▸ PASSAGE TO READ
------------

Purpose of the Study:

  • To propose and evaluate a novel multi-stage learning model for the effective detection of DDoS attacks in SDN-based SCADA systems.
  • To address the security vulnerabilities introduced by integrating SDN into SCADA networks.
  • To enhance the resilience of critical industrial infrastructure against sophisticated cyber threats.

Main Methods:

  • Development of a multi-stage learning model combining a 1-dimensional Convolutional Neural Network (1D-CNN) and decision tree-based classification.
  • Creation of a new dataset featuring diverse attack scenarios within a specific experimental network topology for training and testing.
  • Experimental validation of the proposed model's performance in detecting DDoS attacks.

Main Results:

  • The proposed multi-stage learning model achieved a high accuracy rate of 97.8% in detecting DDoS attacks.
  • The model demonstrated effective identification of various attack scenarios within the SDN-based SCADA network.

------------

▸ Page segmentation data

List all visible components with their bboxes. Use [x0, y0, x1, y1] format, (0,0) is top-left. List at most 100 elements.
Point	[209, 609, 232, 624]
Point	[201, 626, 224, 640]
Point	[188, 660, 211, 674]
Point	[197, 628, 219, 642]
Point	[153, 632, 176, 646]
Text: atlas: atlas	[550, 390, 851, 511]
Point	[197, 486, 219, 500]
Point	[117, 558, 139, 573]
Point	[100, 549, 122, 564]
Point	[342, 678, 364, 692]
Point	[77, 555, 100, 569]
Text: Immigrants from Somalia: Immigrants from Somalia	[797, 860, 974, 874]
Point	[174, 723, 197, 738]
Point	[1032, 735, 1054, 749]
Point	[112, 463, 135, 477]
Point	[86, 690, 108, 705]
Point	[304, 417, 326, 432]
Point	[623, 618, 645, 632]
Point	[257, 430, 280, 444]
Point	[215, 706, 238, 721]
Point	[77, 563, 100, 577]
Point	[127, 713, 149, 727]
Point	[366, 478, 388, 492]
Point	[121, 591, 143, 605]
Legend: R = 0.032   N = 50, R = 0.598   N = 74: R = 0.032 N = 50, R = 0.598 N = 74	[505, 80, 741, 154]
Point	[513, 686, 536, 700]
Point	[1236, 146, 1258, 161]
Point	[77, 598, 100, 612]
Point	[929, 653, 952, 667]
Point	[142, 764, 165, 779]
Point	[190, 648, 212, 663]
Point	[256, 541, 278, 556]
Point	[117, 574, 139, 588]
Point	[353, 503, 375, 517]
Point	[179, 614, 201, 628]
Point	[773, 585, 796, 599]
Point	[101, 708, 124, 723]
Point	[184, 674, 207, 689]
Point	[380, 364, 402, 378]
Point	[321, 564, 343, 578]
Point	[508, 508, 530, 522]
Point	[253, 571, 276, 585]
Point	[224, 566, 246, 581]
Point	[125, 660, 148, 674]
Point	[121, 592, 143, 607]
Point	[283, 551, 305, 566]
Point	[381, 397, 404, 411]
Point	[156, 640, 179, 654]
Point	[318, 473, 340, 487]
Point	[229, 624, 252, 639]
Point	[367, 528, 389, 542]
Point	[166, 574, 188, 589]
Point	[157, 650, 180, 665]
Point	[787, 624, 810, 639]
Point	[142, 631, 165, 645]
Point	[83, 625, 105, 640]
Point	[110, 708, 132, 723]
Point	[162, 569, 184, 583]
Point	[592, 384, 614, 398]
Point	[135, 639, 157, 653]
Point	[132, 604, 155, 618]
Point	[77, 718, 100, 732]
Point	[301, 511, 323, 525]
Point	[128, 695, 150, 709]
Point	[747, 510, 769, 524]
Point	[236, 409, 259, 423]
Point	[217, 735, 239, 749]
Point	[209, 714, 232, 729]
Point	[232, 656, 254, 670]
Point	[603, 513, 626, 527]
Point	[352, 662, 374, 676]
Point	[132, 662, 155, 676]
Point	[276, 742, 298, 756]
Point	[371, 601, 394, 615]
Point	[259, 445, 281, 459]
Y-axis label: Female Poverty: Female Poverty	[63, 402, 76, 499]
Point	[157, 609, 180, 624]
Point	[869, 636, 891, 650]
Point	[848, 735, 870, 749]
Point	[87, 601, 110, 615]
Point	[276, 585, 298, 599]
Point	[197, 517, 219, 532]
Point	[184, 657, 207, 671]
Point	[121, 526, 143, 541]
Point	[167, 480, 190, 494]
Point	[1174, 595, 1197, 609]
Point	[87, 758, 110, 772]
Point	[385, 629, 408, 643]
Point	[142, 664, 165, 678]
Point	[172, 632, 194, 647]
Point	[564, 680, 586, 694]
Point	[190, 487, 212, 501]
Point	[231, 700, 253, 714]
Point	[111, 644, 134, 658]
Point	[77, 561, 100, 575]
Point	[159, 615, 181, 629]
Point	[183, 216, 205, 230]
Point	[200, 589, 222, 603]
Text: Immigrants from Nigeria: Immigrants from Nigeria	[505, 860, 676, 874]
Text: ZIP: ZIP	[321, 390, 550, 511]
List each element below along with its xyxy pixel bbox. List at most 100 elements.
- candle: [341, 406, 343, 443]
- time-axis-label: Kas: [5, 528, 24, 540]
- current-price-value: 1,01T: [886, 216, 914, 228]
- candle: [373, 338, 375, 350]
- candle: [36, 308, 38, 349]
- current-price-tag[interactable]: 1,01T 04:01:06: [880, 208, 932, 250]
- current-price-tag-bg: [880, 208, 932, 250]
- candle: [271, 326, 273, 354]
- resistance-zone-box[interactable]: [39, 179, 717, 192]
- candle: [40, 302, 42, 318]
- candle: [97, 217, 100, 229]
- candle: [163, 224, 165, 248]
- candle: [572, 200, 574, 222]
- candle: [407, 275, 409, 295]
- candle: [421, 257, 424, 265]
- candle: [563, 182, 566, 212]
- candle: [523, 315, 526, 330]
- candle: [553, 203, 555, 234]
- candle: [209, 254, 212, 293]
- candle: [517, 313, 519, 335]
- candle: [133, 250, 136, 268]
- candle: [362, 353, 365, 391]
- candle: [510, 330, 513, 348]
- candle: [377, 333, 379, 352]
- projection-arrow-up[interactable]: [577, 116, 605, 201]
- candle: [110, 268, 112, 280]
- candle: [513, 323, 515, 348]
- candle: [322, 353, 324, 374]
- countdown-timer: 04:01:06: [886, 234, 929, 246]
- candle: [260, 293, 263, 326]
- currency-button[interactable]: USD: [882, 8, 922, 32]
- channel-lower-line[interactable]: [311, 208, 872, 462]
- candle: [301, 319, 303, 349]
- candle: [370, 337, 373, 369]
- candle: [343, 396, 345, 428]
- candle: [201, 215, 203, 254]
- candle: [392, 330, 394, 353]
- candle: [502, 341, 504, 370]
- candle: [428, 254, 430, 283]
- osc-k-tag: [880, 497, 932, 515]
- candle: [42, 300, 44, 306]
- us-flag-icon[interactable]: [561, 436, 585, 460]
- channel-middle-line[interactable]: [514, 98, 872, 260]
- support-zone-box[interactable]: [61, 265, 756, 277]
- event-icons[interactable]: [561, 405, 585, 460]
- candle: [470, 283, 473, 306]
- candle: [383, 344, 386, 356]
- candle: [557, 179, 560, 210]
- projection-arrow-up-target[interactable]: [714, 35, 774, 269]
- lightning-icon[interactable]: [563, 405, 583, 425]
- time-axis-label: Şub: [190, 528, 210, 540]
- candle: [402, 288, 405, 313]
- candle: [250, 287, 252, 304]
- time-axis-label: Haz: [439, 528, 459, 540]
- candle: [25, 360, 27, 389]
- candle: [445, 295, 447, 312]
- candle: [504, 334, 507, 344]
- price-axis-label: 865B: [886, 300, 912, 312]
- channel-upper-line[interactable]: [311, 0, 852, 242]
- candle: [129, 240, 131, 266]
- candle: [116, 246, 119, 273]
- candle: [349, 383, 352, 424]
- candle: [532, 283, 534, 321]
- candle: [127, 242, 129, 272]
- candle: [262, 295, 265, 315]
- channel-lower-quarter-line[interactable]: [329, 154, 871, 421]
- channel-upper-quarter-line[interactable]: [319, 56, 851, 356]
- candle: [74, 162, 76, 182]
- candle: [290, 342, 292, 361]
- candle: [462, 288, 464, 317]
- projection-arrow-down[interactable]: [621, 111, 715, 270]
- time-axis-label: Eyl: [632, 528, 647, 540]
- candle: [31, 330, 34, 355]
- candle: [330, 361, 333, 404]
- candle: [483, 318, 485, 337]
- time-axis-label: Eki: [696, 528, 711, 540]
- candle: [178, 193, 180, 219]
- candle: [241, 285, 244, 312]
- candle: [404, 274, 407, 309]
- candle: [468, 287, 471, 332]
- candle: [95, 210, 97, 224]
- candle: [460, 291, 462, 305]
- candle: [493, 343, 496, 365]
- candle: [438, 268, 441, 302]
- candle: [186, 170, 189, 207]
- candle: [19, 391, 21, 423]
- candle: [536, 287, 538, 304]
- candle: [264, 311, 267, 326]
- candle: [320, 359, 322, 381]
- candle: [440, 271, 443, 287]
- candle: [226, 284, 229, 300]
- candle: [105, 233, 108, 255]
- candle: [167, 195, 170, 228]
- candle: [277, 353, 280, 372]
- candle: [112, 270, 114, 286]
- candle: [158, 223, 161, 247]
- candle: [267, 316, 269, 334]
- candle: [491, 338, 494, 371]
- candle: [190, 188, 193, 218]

------------

▸ CHECK YOUR UNDERSTANDING
[a] Translate this sentence from the study summary into Spanish: "The proposed multi-stage learning model achieved a high accuracy rate of 97.8% in detecting DDoS attacks."
[b] Output the study summary word for word from "Purpose of the" to "performance in detecting DDoS attacks.".
[c] According to the study summary, which two techniques does the multi-stage learning model combine?

▸ YOUR WRITTEN ANSWERS
[a] El modelo de aprendizaje multietapa propuesto alcanzó una alta tasa de precisión del 97,8 % en la detección de ataques DDoS.

[b]
Purpose of the Study:

  • To propose and evaluate a novel multi-stage learning model for the effective detection of DDoS attacks in SDN-based SCADA systems.
  • To address the security vulnerabilities introduced by integrating SDN into SCADA networks.
  • To enhance the resilience of critical industrial infrastructure against sophisticated cyber threats.

Main Methods:

  • Development of a multi-stage learning model combining a 1-dimensional Convolutional Neural Network (1D-CNN) and decision tree-based classification.
  • Creation of a new dataset featuring diverse attack scenarios within a specific experimental network topology for training and testing.
  • Experimental validation of the proposed model's performance in detecting DDoS attacks.

[c] It combines a 1-dimensional Convolutional Neural Network (1D-CNN) and decision tree-based classification.